-- Record extracts --
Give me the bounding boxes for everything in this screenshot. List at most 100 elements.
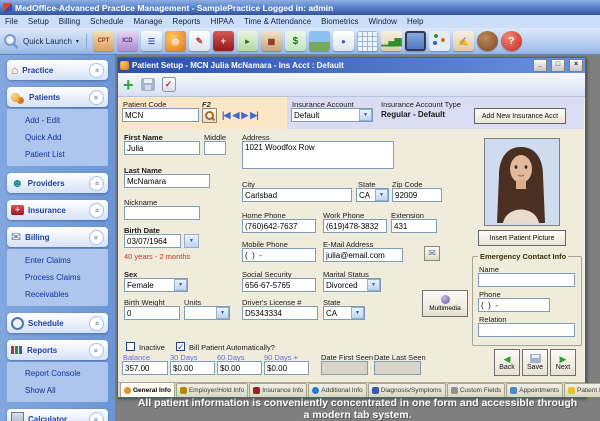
chevron-down-icon[interactable]: ▾	[76, 38, 79, 45]
previous-record-button[interactable]: ◀	[232, 110, 238, 121]
menu-biometrics[interactable]: Biometrics	[316, 17, 363, 26]
menu-help[interactable]: Help	[402, 17, 428, 26]
provider-arrow-icon[interactable]: ►	[237, 31, 258, 51]
chevron-up-icon[interactable]: «	[89, 90, 104, 105]
drivers-license-input[interactable]	[242, 306, 318, 320]
insert-picture-button[interactable]: Insert Patient Picture	[478, 230, 566, 246]
tab-diagnosis-symptoms[interactable]: Diagnosis/Symptoms	[368, 383, 446, 397]
sidebar-item-enter-claims[interactable]: Enter Claims	[25, 256, 104, 265]
sidebar-section-reports[interactable]: Reports «	[7, 340, 108, 360]
ssn-input[interactable]	[242, 278, 316, 292]
first-name-input[interactable]	[124, 141, 200, 155]
menu-schedule[interactable]: Schedule	[85, 17, 128, 26]
work-phone-input[interactable]	[323, 219, 387, 233]
last-record-button[interactable]: ▶|	[250, 110, 257, 121]
tab-custom-fields[interactable]: Custom Fields	[447, 383, 506, 397]
mobile-phone-input[interactable]	[242, 248, 316, 262]
report-clock-icon[interactable]: ●	[333, 31, 354, 51]
cpt-codes-icon[interactable]: CPT	[93, 31, 114, 51]
menu-time-attendance[interactable]: Time & Attendance	[239, 17, 316, 26]
first-record-button[interactable]: |◀	[222, 110, 229, 121]
patient-card-icon[interactable]: ☰	[141, 31, 162, 51]
sidebar-item-add-edit[interactable]: Add - Edit	[25, 116, 104, 125]
add-icon[interactable]: +	[123, 77, 134, 93]
dropdown-arrow-icon[interactable]: ▼	[367, 279, 380, 291]
email-input[interactable]	[323, 248, 403, 262]
dropdown-arrow-icon[interactable]: ▼	[375, 189, 388, 201]
chevron-up-icon[interactable]: «	[89, 230, 104, 245]
inactive-checkbox[interactable]	[126, 342, 135, 351]
image-icon[interactable]	[309, 31, 330, 51]
home-phone-input[interactable]	[242, 219, 316, 233]
sidebar-item-report-console[interactable]: Report Console	[25, 369, 104, 378]
sex-select[interactable]: Female ▼	[124, 278, 188, 292]
save-icon[interactable]	[141, 78, 155, 91]
menu-window[interactable]: Window	[364, 17, 402, 26]
patient-time-icon[interactable]: ◎	[165, 31, 186, 51]
tab-employer-hold-info[interactable]: Employer/Hold Info	[176, 383, 248, 397]
sidebar-section-insurance[interactable]: + Insurance «	[7, 200, 108, 220]
monitor-icon[interactable]	[405, 31, 426, 51]
tab-appointments[interactable]: Appointments	[506, 383, 563, 397]
chevron-down-icon[interactable]: «	[89, 63, 104, 78]
menu-setup[interactable]: Setup	[23, 17, 54, 26]
address-input[interactable]: 1021 Woodfox Row	[242, 141, 394, 169]
sidebar-section-billing[interactable]: ✉ Billing «	[7, 227, 108, 247]
emergency-phone-input[interactable]	[478, 298, 550, 312]
dropdown-arrow-icon[interactable]: ▼	[216, 307, 229, 319]
chevron-up-icon[interactable]: «	[89, 343, 104, 358]
sidebar-item-patient-list[interactable]: Patient List	[25, 150, 104, 159]
insurance-case-icon[interactable]: +	[213, 31, 234, 51]
extension-input[interactable]	[391, 219, 437, 233]
menu-billing[interactable]: Billing	[54, 17, 85, 26]
quick-launch[interactable]: Quick Launch ▾	[4, 34, 87, 49]
back-button[interactable]: ◀ Back	[494, 349, 520, 376]
biometric-face-icon[interactable]	[477, 31, 498, 51]
chevron-down-icon[interactable]: «	[89, 316, 104, 331]
menu-manage[interactable]: Manage	[129, 17, 168, 26]
send-email-button[interactable]: ✉	[424, 246, 440, 261]
save-button[interactable]: Save	[522, 349, 548, 376]
minimize-button[interactable]: _	[533, 59, 547, 72]
city-input[interactable]	[242, 188, 352, 202]
menu-file[interactable]: File	[0, 17, 23, 26]
sidebar-section-patients[interactable]: Patients «	[7, 87, 108, 107]
close-button[interactable]: ×	[569, 59, 583, 72]
dropdown-arrow-icon[interactable]: ▼	[359, 109, 372, 121]
restore-button[interactable]: □	[551, 59, 565, 72]
verify-icon[interactable]: ✓	[162, 77, 176, 92]
units-select[interactable]: ▼	[184, 306, 230, 320]
claims-calculator-icon[interactable]: ▦	[261, 31, 282, 51]
calendar-icon[interactable]	[357, 31, 378, 51]
insurance-account-select[interactable]: Default ▼	[291, 108, 373, 122]
chevron-up-icon[interactable]: «	[89, 412, 104, 421]
hand-note-icon[interactable]: ✍	[453, 31, 474, 51]
state-select[interactable]: CA ▼	[356, 188, 389, 202]
sidebar-section-practice[interactable]: ⌂ Practice «	[7, 60, 108, 80]
chevron-down-icon[interactable]: «	[89, 176, 104, 191]
sidebar-item-receivables[interactable]: Receivables	[25, 290, 104, 299]
sidebar-item-show-all[interactable]: Show All	[25, 386, 104, 395]
tab-patient-notes[interactable]: Patient Notes	[564, 383, 600, 397]
superbill-icon[interactable]: ✎	[189, 31, 210, 51]
dropdown-arrow-icon[interactable]: ▼	[174, 279, 187, 291]
emergency-name-input[interactable]	[478, 273, 575, 287]
birth-date-input[interactable]	[124, 234, 181, 248]
dropdown-arrow-icon[interactable]: ▼	[351, 307, 364, 319]
chart-icon[interactable]: ▁▄▆	[381, 31, 402, 51]
bill-automatically-checkbox[interactable]: ✓	[176, 342, 185, 351]
icd-codes-icon[interactable]: ICD	[117, 31, 138, 51]
nickname-input[interactable]	[124, 206, 200, 220]
payments-icon[interactable]: $	[285, 31, 306, 51]
sidebar-item-quick-add[interactable]: Quick Add	[25, 133, 104, 142]
birth-weight-input[interactable]	[124, 306, 180, 320]
middle-input[interactable]	[204, 141, 226, 155]
next-record-button[interactable]: ▶	[241, 110, 247, 121]
zip-input[interactable]	[392, 188, 442, 202]
next-button[interactable]: ▶ Next	[550, 349, 576, 376]
chevron-down-icon[interactable]: «	[89, 203, 104, 218]
tab-insurance-info[interactable]: Insurance Info	[249, 383, 307, 397]
sidebar-section-providers[interactable]: ☻ Providers «	[7, 173, 108, 193]
patient-search-button[interactable]	[202, 108, 217, 123]
multimedia-button[interactable]: Multimedia	[422, 290, 468, 317]
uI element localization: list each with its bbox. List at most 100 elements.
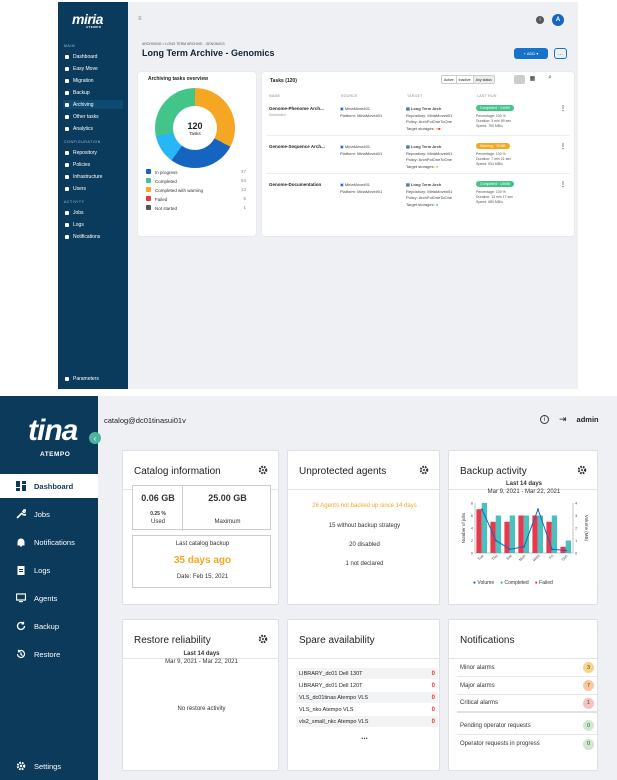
menu-agents[interactable]: Agents <box>0 586 98 610</box>
filter-any[interactable]: Any status <box>472 76 494 83</box>
menu-logs[interactable]: Logs <box>0 558 98 582</box>
menu-notifications[interactable]: Notifications <box>63 232 123 241</box>
volume-point <box>551 548 553 551</box>
backup-activity-card: Backup activity Last 14 days Mar 9, 2021… <box>448 450 598 605</box>
more-button[interactable]: ... <box>554 48 567 59</box>
legend-dot: ● <box>473 580 477 586</box>
count-badge: 0 <box>583 738 594 750</box>
archive-icon <box>65 102 69 107</box>
menu-archiving[interactable]: Archiving <box>63 100 123 109</box>
task-name[interactable]: Genome-Phenome Arch... <box>269 106 324 111</box>
gear-icon <box>65 376 69 381</box>
task-name[interactable]: Genome-Sequence Arch... <box>269 144 325 149</box>
menu-dashboard[interactable]: Dashboard <box>0 474 98 498</box>
list-item[interactable]: LIBRARY_dc01 Dell 120T 0 <box>296 680 438 692</box>
disabled-agents[interactable]: 20 disabled <box>288 542 441 548</box>
row-menu-icon[interactable]: ⋮ <box>560 143 566 150</box>
legend-completed: Completed 64 <box>146 178 246 184</box>
last-backup-date: Date: Feb 15, 2021 <box>176 574 229 580</box>
gear-icon[interactable] <box>258 465 268 475</box>
menu-infrastructure[interactable]: Infrastructure <box>63 172 123 181</box>
archive-target-icon: ▤ <box>406 182 410 187</box>
legend-failed: Failed 5 <box>146 196 246 202</box>
info-icon[interactable]: i <box>536 16 544 24</box>
menu-settings[interactable]: Settings <box>0 754 98 778</box>
info-icon[interactable]: i <box>540 415 549 424</box>
filter-inactive[interactable]: Inactive <box>455 76 473 83</box>
failed-bar <box>546 521 552 553</box>
search-icon[interactable]: ⌕ <box>548 74 552 82</box>
menu-policies[interactable]: Policies <box>63 160 123 169</box>
restore-empty: No restore activity <box>177 706 226 712</box>
last-run: Percentage: 100 % Duration: 7 min 21 sec S… <box>476 152 512 166</box>
task-name[interactable]: Genome-Documentation <box>269 182 321 187</box>
miria-logo: miria ATEMPO <box>72 11 103 29</box>
menu-users[interactable]: Users <box>63 184 123 193</box>
miria-sidebar: miria ATEMPO MAIN Dashboard Easy Move Mig… <box>58 2 128 389</box>
spare-more[interactable]: ... <box>288 732 441 741</box>
list-item[interactable]: LIBRARY_dc01 Dell 130T 0 <box>296 668 438 680</box>
used-label: Used <box>150 519 165 525</box>
list-view-icon[interactable] <box>514 75 525 84</box>
table-row[interactable]: Genome-Phenome Arch... Scheduled ▣ Miria… <box>266 100 570 136</box>
gear-icon[interactable] <box>258 634 268 644</box>
logs-icon <box>65 222 69 227</box>
row-menu-icon[interactable]: ⋮ <box>560 181 566 188</box>
legend-dot: ● <box>534 580 538 586</box>
not-declared-agents[interactable]: 1 not declared <box>288 561 441 567</box>
last-run: Percentage: 100 % Duration: 3 min 59 sec S… <box>476 114 512 128</box>
user-name[interactable]: admin <box>577 415 599 424</box>
add-button[interactable]: + ADD ▾ <box>514 48 548 59</box>
unprotected-card: Unprotected agents 26 Agents not backed … <box>287 450 440 605</box>
menu-easy-move[interactable]: Easy Move <box>63 64 123 73</box>
legend-swatch <box>146 178 151 183</box>
requests-in-progress-row[interactable]: Operator requests in progress 0 <box>457 735 597 753</box>
menu-toggle-icon[interactable]: ≡ <box>138 16 142 22</box>
menu-migration[interactable]: Migration <box>63 76 123 85</box>
divider <box>288 489 439 490</box>
table-row[interactable]: Genome-Documentation ▣ MiriaMove#01 Platf… <box>266 176 570 212</box>
menu-notifications[interactable]: Notifications <box>0 530 98 554</box>
menu-jobs[interactable]: Jobs <box>63 208 123 217</box>
logout-icon[interactable]: ⇥ <box>559 414 567 425</box>
status-filter: Active Inactive Any status <box>441 75 495 84</box>
menu-backup[interactable]: Backup <box>0 614 98 638</box>
unprotected-warning[interactable]: 26 Agents not backed up since 14 days <box>288 503 441 509</box>
critical-alarms-row[interactable]: Critical alarms 1 <box>457 695 597 713</box>
menu-backup[interactable]: Backup <box>63 88 123 97</box>
table-row[interactable]: Genome-Sequence Arch... ▣ MiriaMove#01 Pl… <box>266 138 570 174</box>
grid-view-icon[interactable]: ▦ <box>527 75 538 84</box>
avatar[interactable]: A <box>552 14 564 26</box>
collapse-sidebar-icon[interactable]: ‹ <box>89 432 101 444</box>
menu-parameters[interactable]: Parameters <box>63 374 123 383</box>
menu-jobs[interactable]: Jobs <box>0 502 98 526</box>
menu-repository[interactable]: Repository <box>63 148 123 157</box>
pending-requests-row[interactable]: Pending operator requests 0 <box>457 717 597 735</box>
row-menu-icon[interactable]: ⋮ <box>560 105 566 112</box>
breadcrumb[interactable]: ARCHIVING > LONG TERM ARCHIVE - GENOMICS <box>142 42 225 46</box>
menu-analytics[interactable]: Analytics <box>63 124 123 133</box>
menu-dashboard[interactable]: Dashboard <box>63 52 123 61</box>
legend-completed-warning: Completed with warning 13 <box>146 187 246 193</box>
legend-not-started: Not started 1 <box>146 205 246 211</box>
major-alarms-row[interactable]: Major alarms 7 <box>457 677 597 695</box>
x-tick-label: Thu <box>490 553 498 561</box>
menu-other-tasks[interactable]: Other tasks <box>63 112 123 121</box>
minor-alarms-row[interactable]: Minor alarms 3 <box>457 659 597 677</box>
volume-point <box>537 508 539 511</box>
list-item[interactable]: VLS_dc01tinas Atempo VLS 0 <box>296 692 438 704</box>
backup-activity-title: Backup activity <box>460 466 527 477</box>
filter-active[interactable]: Active <box>442 76 456 83</box>
gear-icon[interactable] <box>577 465 587 475</box>
list-item[interactable]: VLS_nko Atempo VLS 0 <box>296 704 438 716</box>
x-tick-label: Sun <box>560 553 569 562</box>
without-strategy[interactable]: 15 without backup strategy <box>288 523 441 529</box>
list-item[interactable]: vls2_small_nkc Atempo VLS 0 <box>296 716 438 728</box>
max-label: Maximum <box>214 519 241 525</box>
menu-restore[interactable]: Restore <box>0 642 98 666</box>
gear-icon[interactable] <box>419 465 429 475</box>
menu-logs[interactable]: Logs <box>63 220 123 229</box>
status-badge: Completed · 14h59 <box>476 105 514 111</box>
last-backup-value: 35 days ago <box>173 555 232 566</box>
y2-tick-label: 3 <box>575 513 578 518</box>
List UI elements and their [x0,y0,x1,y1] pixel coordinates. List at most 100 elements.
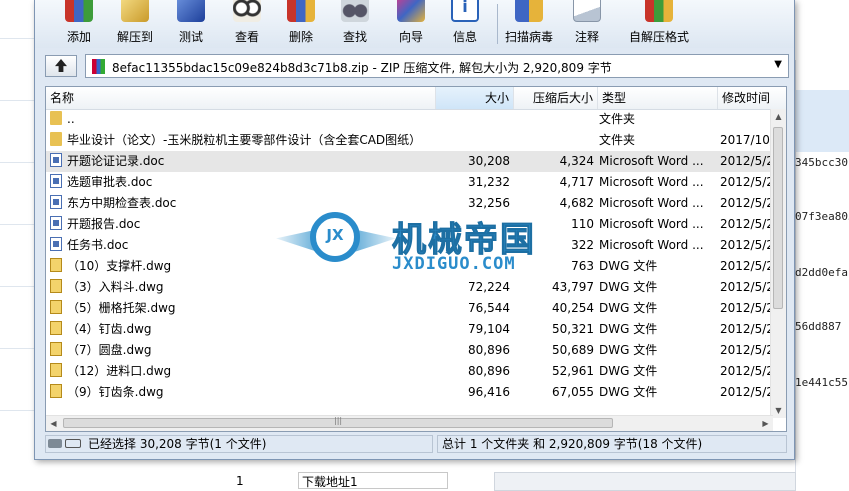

-- Problem requirements --
Select the lines from the entries that include the word "Phenome".

-- Reply to the exercise --
task-name[interactable]: Genome-Phenome Arch... <box>269 106 324 111</box>
table-row[interactable]: Genome-Phenome Arch... Scheduled ▣ Miria… <box>266 100 570 136</box>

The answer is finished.